» What to do: Copy the material word for word from its first line up to and including the line that contains "x-axis-label: Percentile Speed".

» Information provided:
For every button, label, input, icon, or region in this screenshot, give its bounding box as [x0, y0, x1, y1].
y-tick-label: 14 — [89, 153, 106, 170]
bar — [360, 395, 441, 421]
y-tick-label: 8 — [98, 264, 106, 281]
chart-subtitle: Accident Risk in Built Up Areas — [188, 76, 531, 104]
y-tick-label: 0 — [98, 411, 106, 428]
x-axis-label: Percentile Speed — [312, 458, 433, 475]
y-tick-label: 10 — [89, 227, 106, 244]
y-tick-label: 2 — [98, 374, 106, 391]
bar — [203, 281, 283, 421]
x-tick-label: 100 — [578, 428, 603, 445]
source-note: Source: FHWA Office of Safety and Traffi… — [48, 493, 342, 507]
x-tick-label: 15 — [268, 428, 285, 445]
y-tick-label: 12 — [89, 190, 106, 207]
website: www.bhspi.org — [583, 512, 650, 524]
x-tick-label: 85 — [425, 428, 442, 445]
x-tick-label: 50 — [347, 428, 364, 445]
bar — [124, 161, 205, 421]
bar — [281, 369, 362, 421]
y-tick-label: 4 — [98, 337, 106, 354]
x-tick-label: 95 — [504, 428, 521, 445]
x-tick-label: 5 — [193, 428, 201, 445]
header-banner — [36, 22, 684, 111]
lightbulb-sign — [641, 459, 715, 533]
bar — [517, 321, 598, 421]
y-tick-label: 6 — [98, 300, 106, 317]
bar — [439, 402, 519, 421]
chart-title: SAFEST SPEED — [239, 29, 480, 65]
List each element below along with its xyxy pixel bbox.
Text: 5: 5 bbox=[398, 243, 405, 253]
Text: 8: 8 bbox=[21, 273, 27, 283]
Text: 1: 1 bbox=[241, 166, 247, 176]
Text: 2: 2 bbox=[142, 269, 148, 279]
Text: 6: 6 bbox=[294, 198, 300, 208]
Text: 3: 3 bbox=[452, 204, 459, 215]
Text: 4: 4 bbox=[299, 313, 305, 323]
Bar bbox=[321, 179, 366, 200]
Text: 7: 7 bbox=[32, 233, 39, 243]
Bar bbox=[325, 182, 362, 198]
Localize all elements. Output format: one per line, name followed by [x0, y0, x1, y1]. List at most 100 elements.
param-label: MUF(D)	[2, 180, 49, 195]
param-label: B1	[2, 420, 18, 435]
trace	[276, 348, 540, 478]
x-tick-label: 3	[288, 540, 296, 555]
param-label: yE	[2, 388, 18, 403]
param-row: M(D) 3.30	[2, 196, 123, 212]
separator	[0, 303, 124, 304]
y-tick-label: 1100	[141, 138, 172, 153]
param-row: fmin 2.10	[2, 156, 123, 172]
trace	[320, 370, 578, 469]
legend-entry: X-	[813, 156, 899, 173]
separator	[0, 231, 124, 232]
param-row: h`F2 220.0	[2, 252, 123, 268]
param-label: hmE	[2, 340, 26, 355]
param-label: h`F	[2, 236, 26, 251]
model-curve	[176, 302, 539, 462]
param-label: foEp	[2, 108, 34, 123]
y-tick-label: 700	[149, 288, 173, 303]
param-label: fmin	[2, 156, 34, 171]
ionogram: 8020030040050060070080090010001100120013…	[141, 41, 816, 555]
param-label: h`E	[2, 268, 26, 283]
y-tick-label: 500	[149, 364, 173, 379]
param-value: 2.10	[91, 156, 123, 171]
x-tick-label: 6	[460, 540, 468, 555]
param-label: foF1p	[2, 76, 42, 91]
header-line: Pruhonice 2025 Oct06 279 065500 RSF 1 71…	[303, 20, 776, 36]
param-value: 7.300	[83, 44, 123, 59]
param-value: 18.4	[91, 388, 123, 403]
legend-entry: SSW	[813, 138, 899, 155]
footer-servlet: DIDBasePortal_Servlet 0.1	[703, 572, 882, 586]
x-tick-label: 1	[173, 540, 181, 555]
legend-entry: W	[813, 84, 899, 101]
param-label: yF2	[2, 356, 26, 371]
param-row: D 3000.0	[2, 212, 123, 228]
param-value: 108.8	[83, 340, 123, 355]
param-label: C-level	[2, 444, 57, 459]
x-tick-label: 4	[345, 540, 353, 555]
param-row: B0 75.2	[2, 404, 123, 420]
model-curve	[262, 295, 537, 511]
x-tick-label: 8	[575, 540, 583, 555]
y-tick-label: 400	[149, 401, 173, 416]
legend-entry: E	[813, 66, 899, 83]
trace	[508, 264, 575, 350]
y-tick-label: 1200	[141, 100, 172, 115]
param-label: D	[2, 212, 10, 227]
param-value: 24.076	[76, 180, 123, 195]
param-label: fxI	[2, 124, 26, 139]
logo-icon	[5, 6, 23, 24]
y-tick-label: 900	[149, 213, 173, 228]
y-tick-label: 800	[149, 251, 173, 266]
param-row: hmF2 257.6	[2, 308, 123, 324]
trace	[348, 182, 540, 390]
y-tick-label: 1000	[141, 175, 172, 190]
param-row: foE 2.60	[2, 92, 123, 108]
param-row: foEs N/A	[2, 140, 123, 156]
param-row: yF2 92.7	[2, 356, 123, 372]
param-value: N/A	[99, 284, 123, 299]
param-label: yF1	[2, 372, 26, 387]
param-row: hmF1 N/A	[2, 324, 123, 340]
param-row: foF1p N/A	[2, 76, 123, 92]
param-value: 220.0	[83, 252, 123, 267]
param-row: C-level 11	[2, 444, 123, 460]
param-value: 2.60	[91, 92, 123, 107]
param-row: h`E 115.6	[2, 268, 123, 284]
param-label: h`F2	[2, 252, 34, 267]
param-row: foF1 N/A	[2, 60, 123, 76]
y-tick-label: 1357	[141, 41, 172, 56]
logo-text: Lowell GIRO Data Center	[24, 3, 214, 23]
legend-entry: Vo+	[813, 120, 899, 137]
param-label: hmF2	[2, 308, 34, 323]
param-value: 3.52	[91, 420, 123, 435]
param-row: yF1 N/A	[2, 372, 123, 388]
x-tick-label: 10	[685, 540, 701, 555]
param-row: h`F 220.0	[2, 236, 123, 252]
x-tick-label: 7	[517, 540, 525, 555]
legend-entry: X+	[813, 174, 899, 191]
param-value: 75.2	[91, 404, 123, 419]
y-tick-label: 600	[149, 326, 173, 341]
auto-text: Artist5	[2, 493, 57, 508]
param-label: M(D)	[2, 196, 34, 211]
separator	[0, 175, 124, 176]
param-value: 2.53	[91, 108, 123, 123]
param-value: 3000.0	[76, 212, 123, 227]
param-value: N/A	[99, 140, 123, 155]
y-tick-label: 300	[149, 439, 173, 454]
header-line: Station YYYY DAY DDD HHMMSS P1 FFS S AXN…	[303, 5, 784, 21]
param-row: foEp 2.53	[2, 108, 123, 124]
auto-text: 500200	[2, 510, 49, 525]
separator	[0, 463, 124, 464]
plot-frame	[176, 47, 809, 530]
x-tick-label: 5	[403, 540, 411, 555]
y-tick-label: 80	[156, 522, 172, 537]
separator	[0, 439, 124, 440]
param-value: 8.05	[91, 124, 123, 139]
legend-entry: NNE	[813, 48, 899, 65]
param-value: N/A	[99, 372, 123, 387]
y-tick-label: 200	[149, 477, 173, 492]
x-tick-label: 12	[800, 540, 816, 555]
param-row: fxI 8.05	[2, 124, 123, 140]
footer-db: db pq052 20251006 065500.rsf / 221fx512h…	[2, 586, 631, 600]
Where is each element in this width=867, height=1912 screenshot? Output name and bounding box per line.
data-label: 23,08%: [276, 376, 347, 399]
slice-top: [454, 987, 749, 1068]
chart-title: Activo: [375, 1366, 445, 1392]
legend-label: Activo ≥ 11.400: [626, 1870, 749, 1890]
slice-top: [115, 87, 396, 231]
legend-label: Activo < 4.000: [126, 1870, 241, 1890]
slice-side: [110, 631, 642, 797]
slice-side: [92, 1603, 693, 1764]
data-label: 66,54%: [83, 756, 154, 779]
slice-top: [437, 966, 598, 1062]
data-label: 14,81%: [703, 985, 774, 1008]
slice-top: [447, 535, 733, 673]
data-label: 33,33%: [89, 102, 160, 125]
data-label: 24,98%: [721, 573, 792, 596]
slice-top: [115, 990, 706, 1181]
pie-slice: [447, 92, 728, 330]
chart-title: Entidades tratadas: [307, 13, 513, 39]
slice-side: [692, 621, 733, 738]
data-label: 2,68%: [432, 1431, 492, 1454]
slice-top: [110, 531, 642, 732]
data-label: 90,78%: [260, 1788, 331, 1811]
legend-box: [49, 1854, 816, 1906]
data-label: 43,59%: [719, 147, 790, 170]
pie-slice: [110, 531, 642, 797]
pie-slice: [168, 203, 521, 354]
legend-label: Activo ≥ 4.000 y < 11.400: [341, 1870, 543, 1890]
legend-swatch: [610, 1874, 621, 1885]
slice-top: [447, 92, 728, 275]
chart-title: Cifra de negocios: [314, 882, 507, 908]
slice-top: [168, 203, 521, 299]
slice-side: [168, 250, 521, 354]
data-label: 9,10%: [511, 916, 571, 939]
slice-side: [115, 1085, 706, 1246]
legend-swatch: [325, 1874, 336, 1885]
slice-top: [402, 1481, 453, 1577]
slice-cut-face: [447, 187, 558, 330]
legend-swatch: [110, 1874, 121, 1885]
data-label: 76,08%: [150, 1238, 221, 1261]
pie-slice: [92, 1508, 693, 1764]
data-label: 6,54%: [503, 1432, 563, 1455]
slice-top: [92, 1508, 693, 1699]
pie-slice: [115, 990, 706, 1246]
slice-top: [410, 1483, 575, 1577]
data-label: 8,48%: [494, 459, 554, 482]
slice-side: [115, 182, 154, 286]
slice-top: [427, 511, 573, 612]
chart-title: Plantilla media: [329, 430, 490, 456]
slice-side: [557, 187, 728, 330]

» The result:
For every button, label, input, icon, or region in this screenshot, give its bounding box as [x0, y0, x1, y1].
y-tick-label: 14 — [89, 153, 106, 170]
bar — [360, 395, 441, 421]
y-tick-label: 8 — [98, 264, 106, 281]
chart-subtitle: Accident Risk in Built Up Areas — [188, 76, 531, 104]
y-tick-label: 0 — [98, 411, 106, 428]
x-axis-label: Percentile Speed — [312, 458, 433, 475]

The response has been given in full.